- Dataset items:
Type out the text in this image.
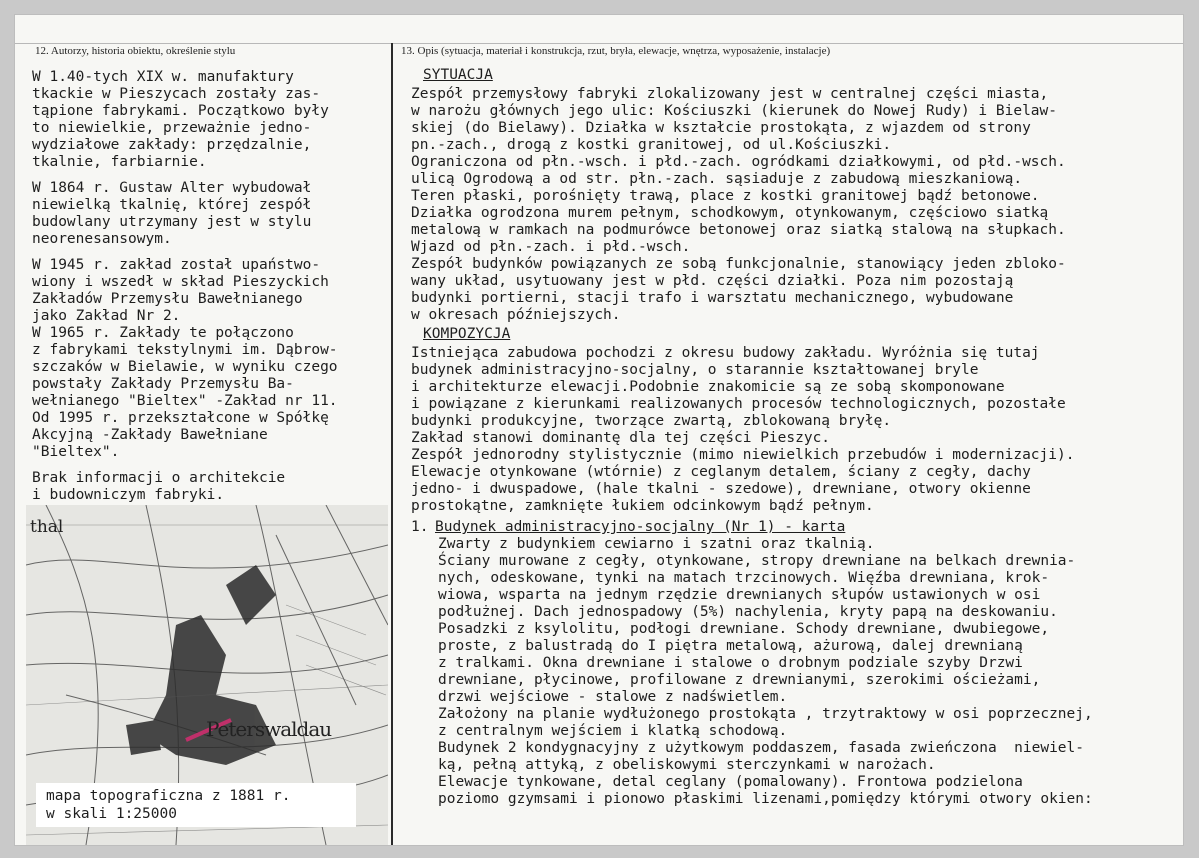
12. Autorzy, historia obiektu, określenie stylu	13. Opis (sytuacja, materiał i konstrukcja, rzut, bryła, elewacje, wnętrza, wyposażenie, instalacje)

W 1.40-tych XIX w. manufaktury
tkackie w Pieszycach zostały zas-
tąpione fabrykami. Początkowo były
to niewielkie, przeważnie jedno-
wydziałowe zakłady: przędzalnie,
tkalnie, farbiarnie.

W 1864 r. Gustaw Alter wybudował
niewielką tkalnię, której zespół
budowlany utrzymany jest w stylu
neorenesansowym.

W 1945 r. zakład został upaństwo-
wiony i wszedł w skład Pieszyckich
Zakładów Przemysłu Bawełnianego
jako Zakład Nr 2.
W 1965 r. Zakłady te połączono
z fabrykami tekstylnymi im. Dąbrow-
szczaków w Bielawie, w wyniku czego
powstały Zakłady Przemysłu Ba-
wełnianego "Bieltex" -Zakład nr 11.
Od 1995 r. przekształcone w Spółkę
Akcyjną -Zakłady Bawełniane
"Bieltex".

Brak informacji o architekcie
i budowniczym fabryki.

thal
Peterswaldau
mapa topograficzna z 1881 r.
w skali 1:25000
SYTUACJA
Zespół przemysłowy fabryki zlokalizowany jest w centralnej części miasta,
w narożu głównych jego ulic: Kościuszki (kierunek do Nowej Rudy) i Bielaw-
skiej (do Bielawy). Działka w kształcie prostokąta, z wjazdem od strony
pn.-zach., drogą z kostki granitowej, od ul.Kościuszki.
Ograniczona od płn.-wsch. i płd.-zach. ogródkami działkowymi, od płd.-wsch.
ulicą Ogrodową a od str. płn.-zach. sąsiaduje z zabudową mieszkaniową.
Teren płaski, porośnięty trawą, place z kostki granitowej bądź betonowe.
Działka ogrodzona murem pełnym, schodkowym, otynkowanym, częściowo siatką
metalową w ramkach na podmurówce betonowej oraz siatką stalową na słupkach.
Wjazd od płn.-zach. i płd.-wsch.
Zespół budynków powiązanych ze sobą funkcjonalnie, stanowiący jeden zbloko-
wany układ, usytuowany jest w płd. części działki. Poza nim pozostają
budynki portierni, stacji trafo i warsztatu mechanicznego, wybudowane
w okresach późniejszych.
KOMPOZYCJA
Istniejąca zabudowa pochodzi z okresu budowy zakładu. Wyróżnia się tutaj
budynek administracyjno-socjalny, o starannie kształtowanej bryle
i architekturze elewacji.Podobnie znakomicie są ze sobą skomponowane
i powiązane z kierunkami realizowanych procesów technologicznych, pozostałe
budynki produkcyjne, tworzące zwartą, zblokowaną bryłę.
Zakład stanowi dominantę dla tej części Pieszyc.
Zespół jednorodny stylistycznie (mimo niewielkich przebudów i modernizacji).
Elewacje otynkowane (wtórnie) z ceglanym detalem, ściany z cegły, dachy
jedno- i dwuspadowe, (hale tkalni - szedowe), drewniane, otwory okienne
prostokątne, zamknięte łukiem odcinkowym bądź pełnym.
1. Budynek administracyjno-socjalny (Nr 1) - karta
Zwarty z budynkiem cewiarno i szatni oraz tkalnią.
Ściany murowane z cegły, otynkowane, stropy drewniane na belkach drewnia-
nych, odeskowane, tynki na matach trzcinowych. Więźba drewniana, krok-
wiowa, wsparta na jednym rzędzie drewnianych słupów ustawionych w osi
podłużnej. Dach jednospadowy (5%) nachylenia, kryty papą na deskowaniu.
Posadzki z ksylolitu, podłogi drewniane. Schody drewniane, dwubiegowe,
proste, z balustradą do I piętra metalową, ażurową, dalej drewnianą
z tralkami. Okna drewniane i stalowe o drobnym podziale szyby Drzwi
drewniane, płycinowe, profilowane z drewnianymi, szerokimi ościeżami,
drzwi wejściowe - stalowe z nadświetlem.
Założony na planie wydłużonego prostokąta , trzytraktowy w osi poprzecznej,
z centralnym wejściem i klatką schodową.
Budynek 2 kondygnacyjny z użytkowym poddaszem, fasada zwieńczona  niewiel-
ką, pełną attyką, z obeliskowymi sterczynkami w narożach.
Elewacje tynkowane, detal ceglany (pomalowany). Frontowa podzielona
poziomo gzymsami i pionowo płaskimi lizenami,pomiędzy którymi otwory okien:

- Exercise requirements:
Copy the material exactly. Do not include the pictures.

- Exercise response:
Type out the text in this image.
12. Autorzy, historia obiektu, określenie stylu	13. Opis (sytuacja, materiał i konstrukcja, rzut, bryła, elewacje, wnętrza, wyposażenie, instalacje)

W 1.40-tych XIX w. manufaktury
tkackie w Pieszycach zostały zas-
tąpione fabrykami. Początkowo były
to niewielkie, przeważnie jedno-
wydziałowe zakłady: przędzalnie,
tkalnie, farbiarnie.

W 1864 r. Gustaw Alter wybudował
niewielką tkalnię, której zespół
budowlany utrzymany jest w stylu
neorenesansowym.

W 1945 r. zakład został upaństwo-
wiony i wszedł w skład Pieszyckich
Zakładów Przemysłu Bawełnianego
jako Zakład Nr 2.
W 1965 r. Zakłady te połączono
z fabrykami tekstylnymi im. Dąbrow-
szczaków w Bielawie, w wyniku czego
powstały Zakłady Przemysłu Ba-
wełnianego "Bieltex" -Zakład nr 11.
Od 1995 r. przekształcone w Spółkę
Akcyjną -Zakłady Bawełniane
"Bieltex".

Brak informacji o architekcie
i budowniczym fabryki.

thal
Peterswaldau
mapa topograficzna z 1881 r.
w skali 1:25000
SYTUACJA
Zespół przemysłowy fabryki zlokalizowany jest w centralnej części miasta,
w narożu głównych jego ulic: Kościuszki (kierunek do Nowej Rudy) i Bielaw-
skiej (do Bielawy). Działka w kształcie prostokąta, z wjazdem od strony
pn.-zach., drogą z kostki granitowej, od ul.Kościuszki.
Ograniczona od płn.-wsch. i płd.-zach. ogródkami działkowymi, od płd.-wsch.
ulicą Ogrodową a od str. płn.-zach. sąsiaduje z zabudową mieszkaniową.
Teren płaski, porośnięty trawą, place z kostki granitowej bądź betonowe.
Działka ogrodzona murem pełnym, schodkowym, otynkowanym, częściowo siatką
metalową w ramkach na podmurówce betonowej oraz siatką stalową na słupkach.
Wjazd od płn.-zach. i płd.-wsch.
Zespół budynków powiązanych ze sobą funkcjonalnie, stanowiący jeden zbloko-
wany układ, usytuowany jest w płd. części działki. Poza nim pozostają
budynki portierni, stacji trafo i warsztatu mechanicznego, wybudowane
w okresach późniejszych.
KOMPOZYCJA
Istniejąca zabudowa pochodzi z okresu budowy zakładu. Wyróżnia się tutaj
budynek administracyjno-socjalny, o starannie kształtowanej bryle
i architekturze elewacji.Podobnie znakomicie są ze sobą skomponowane
i powiązane z kierunkami realizowanych procesów technologicznych, pozostałe
budynki produkcyjne, tworzące zwartą, zblokowaną bryłę.
Zakład stanowi dominantę dla tej części Pieszyc.
Zespół jednorodny stylistycznie (mimo niewielkich przebudów i modernizacji).
Elewacje otynkowane (wtórnie) z ceglanym detalem, ściany z cegły, dachy
jedno- i dwuspadowe, (hale tkalni - szedowe), drewniane, otwory okienne
prostokątne, zamknięte łukiem odcinkowym bądź pełnym.
1. Budynek administracyjno-socjalny (Nr 1) - karta
Zwarty z budynkiem cewiarno i szatni oraz tkalnią.
Ściany murowane z cegły, otynkowane, stropy drewniane na belkach drewnia-
nych, odeskowane, tynki na matach trzcinowych. Więźba drewniana, krok-
wiowa, wsparta na jednym rzędzie drewnianych słupów ustawionych w osi
podłużnej. Dach jednospadowy (5%) nachylenia, kryty papą na deskowaniu.
Posadzki z ksylolitu, podłogi drewniane. Schody drewniane, dwubiegowe,
proste, z balustradą do I piętra metalową, ażurową, dalej drewnianą
z tralkami. Okna drewniane i stalowe o drobnym podziale szyby Drzwi
drewniane, płycinowe, profilowane z drewnianymi, szerokimi ościeżami,
drzwi wejściowe - stalowe z nadświetlem.
Założony na planie wydłużonego prostokąta , trzytraktowy w osi poprzecznej,
z centralnym wejściem i klatką schodową.
Budynek 2 kondygnacyjny z użytkowym poddaszem, fasada zwieńczona  niewiel-
ką, pełną attyką, z obeliskowymi sterczynkami w narożach.
Elewacje tynkowane, detal ceglany (pomalowany). Frontowa podzielona
poziomo gzymsami i pionowo płaskimi lizenami,pomiędzy którymi otwory okien:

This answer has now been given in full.